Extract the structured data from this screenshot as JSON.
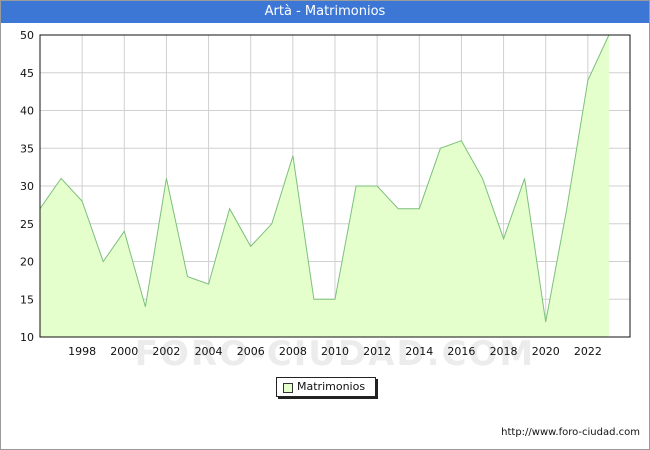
{
  "header": {
    "title": "Artà - Matrimonios"
  },
  "source": "http://www.foro-ciudad.com",
  "watermark": "FORO-CIUDAD.COM",
  "colors": {
    "title_bg": "#3d77d6",
    "fill": "#e4ffcc",
    "line": "#7dbf7d",
    "grid": "#d0d0d0"
  },
  "chart_data": {
    "type": "area",
    "title": "Artà - Matrimonios",
    "xlabel": "",
    "ylabel": "",
    "x": [
      1996,
      1997,
      1998,
      1999,
      2000,
      2001,
      2002,
      2003,
      2004,
      2005,
      2006,
      2007,
      2008,
      2009,
      2010,
      2011,
      2012,
      2013,
      2014,
      2015,
      2016,
      2017,
      2018,
      2019,
      2020,
      2021,
      2022,
      2023
    ],
    "series": [
      {
        "name": "Matrimonios",
        "values": [
          27,
          31,
          28,
          20,
          24,
          14,
          31,
          18,
          17,
          27,
          22,
          25,
          34,
          15,
          15,
          30,
          30,
          27,
          27,
          35,
          36,
          31,
          23,
          31,
          12,
          27,
          44,
          50
        ]
      }
    ],
    "xlim": [
      1996,
      2024
    ],
    "ylim": [
      10,
      50
    ],
    "xticks": [
      1998,
      2000,
      2002,
      2004,
      2006,
      2008,
      2010,
      2012,
      2014,
      2016,
      2018,
      2020,
      2022
    ],
    "yticks": [
      10,
      15,
      20,
      25,
      30,
      35,
      40,
      45,
      50
    ],
    "grid": true,
    "legend_position": "bottom-center"
  }
}
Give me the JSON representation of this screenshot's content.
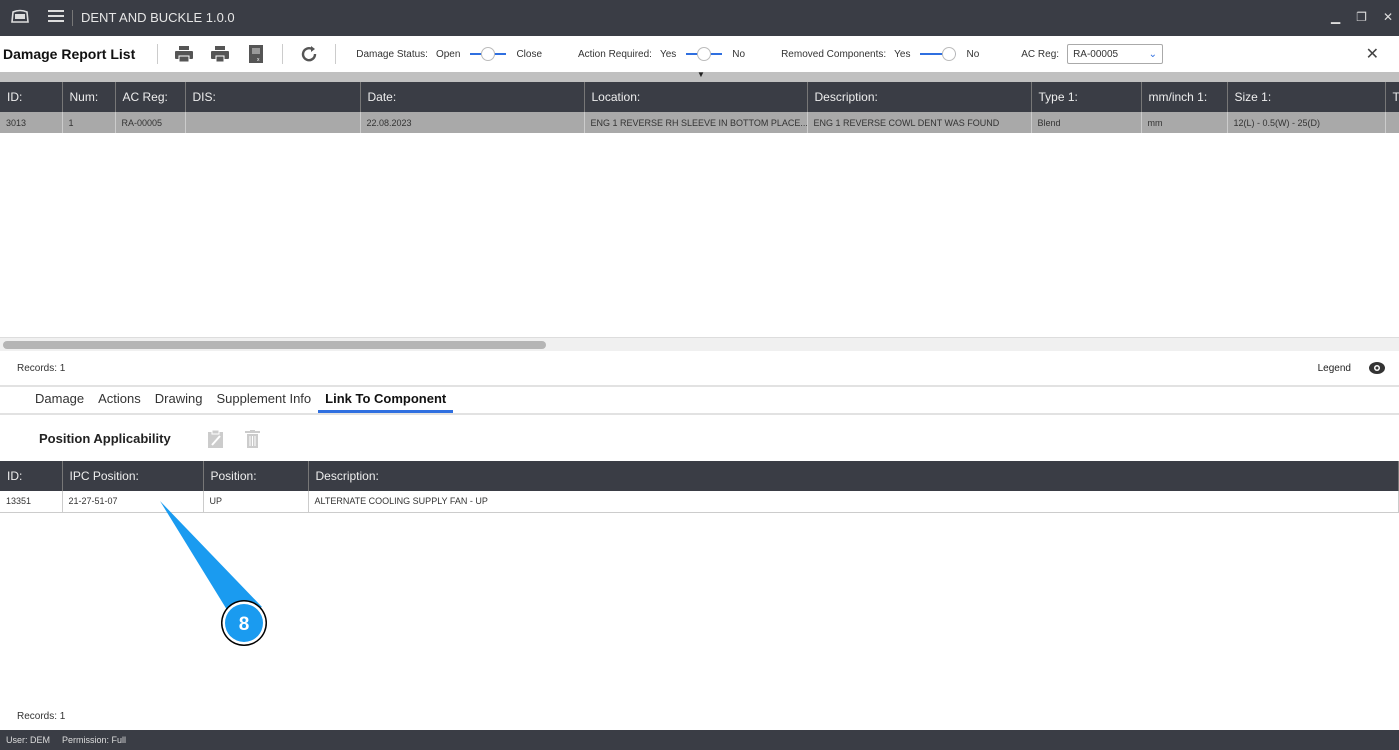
{
  "app": {
    "title": "DENT AND BUCKLE 1.0.0"
  },
  "toolbar": {
    "title": "Damage Report List",
    "damage_status": {
      "label": "Damage Status:",
      "left": "Open",
      "right": "Close"
    },
    "action_required": {
      "label": "Action Required:",
      "left": "Yes",
      "right": "No"
    },
    "removed_components": {
      "label": "Removed Components:",
      "left": "Yes",
      "right": "No"
    },
    "ac_reg": {
      "label": "AC Reg:",
      "value": "RA-00005"
    }
  },
  "reports": {
    "columns": [
      "ID:",
      "Num:",
      "AC Reg:",
      "DIS:",
      "Date:",
      "Location:",
      "Description:",
      "Type 1:",
      "mm/inch 1:",
      "Size 1:",
      "T"
    ],
    "rows": [
      [
        "3013",
        "1",
        "RA-00005",
        "",
        "22.08.2023",
        "ENG 1 REVERSE RH SLEEVE IN BOTTOM PLACE...",
        "ENG 1 REVERSE COWL DENT WAS FOUND",
        "Blend",
        "mm",
        "12(L) - 0.5(W) - 25(D)",
        ""
      ]
    ],
    "records": "Records: 1",
    "legend": "Legend"
  },
  "tabs": [
    "Damage",
    "Actions",
    "Drawing",
    "Supplement Info",
    "Link To Component"
  ],
  "active_tab": "Link To Component",
  "positions": {
    "title": "Position Applicability",
    "columns": [
      "ID:",
      "IPC Position:",
      "Position:",
      "Description:"
    ],
    "rows": [
      [
        "13351",
        "21-27-51-07",
        "UP",
        "ALTERNATE COOLING SUPPLY FAN - UP"
      ]
    ],
    "records": "Records: 1"
  },
  "callout": {
    "number": "8",
    "color": "#1a9bf0"
  },
  "status": {
    "user": "User: DEM",
    "permission": "Permission: Full"
  }
}
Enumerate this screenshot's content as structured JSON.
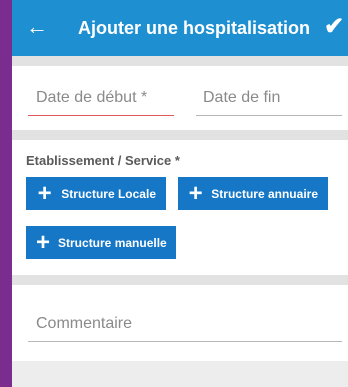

» TASK GOAL
Show every line of the listing in which the string "Records" can be found.

» COMPLETED TASK
    "records": "Records: 1",
    "records": "Records: 1"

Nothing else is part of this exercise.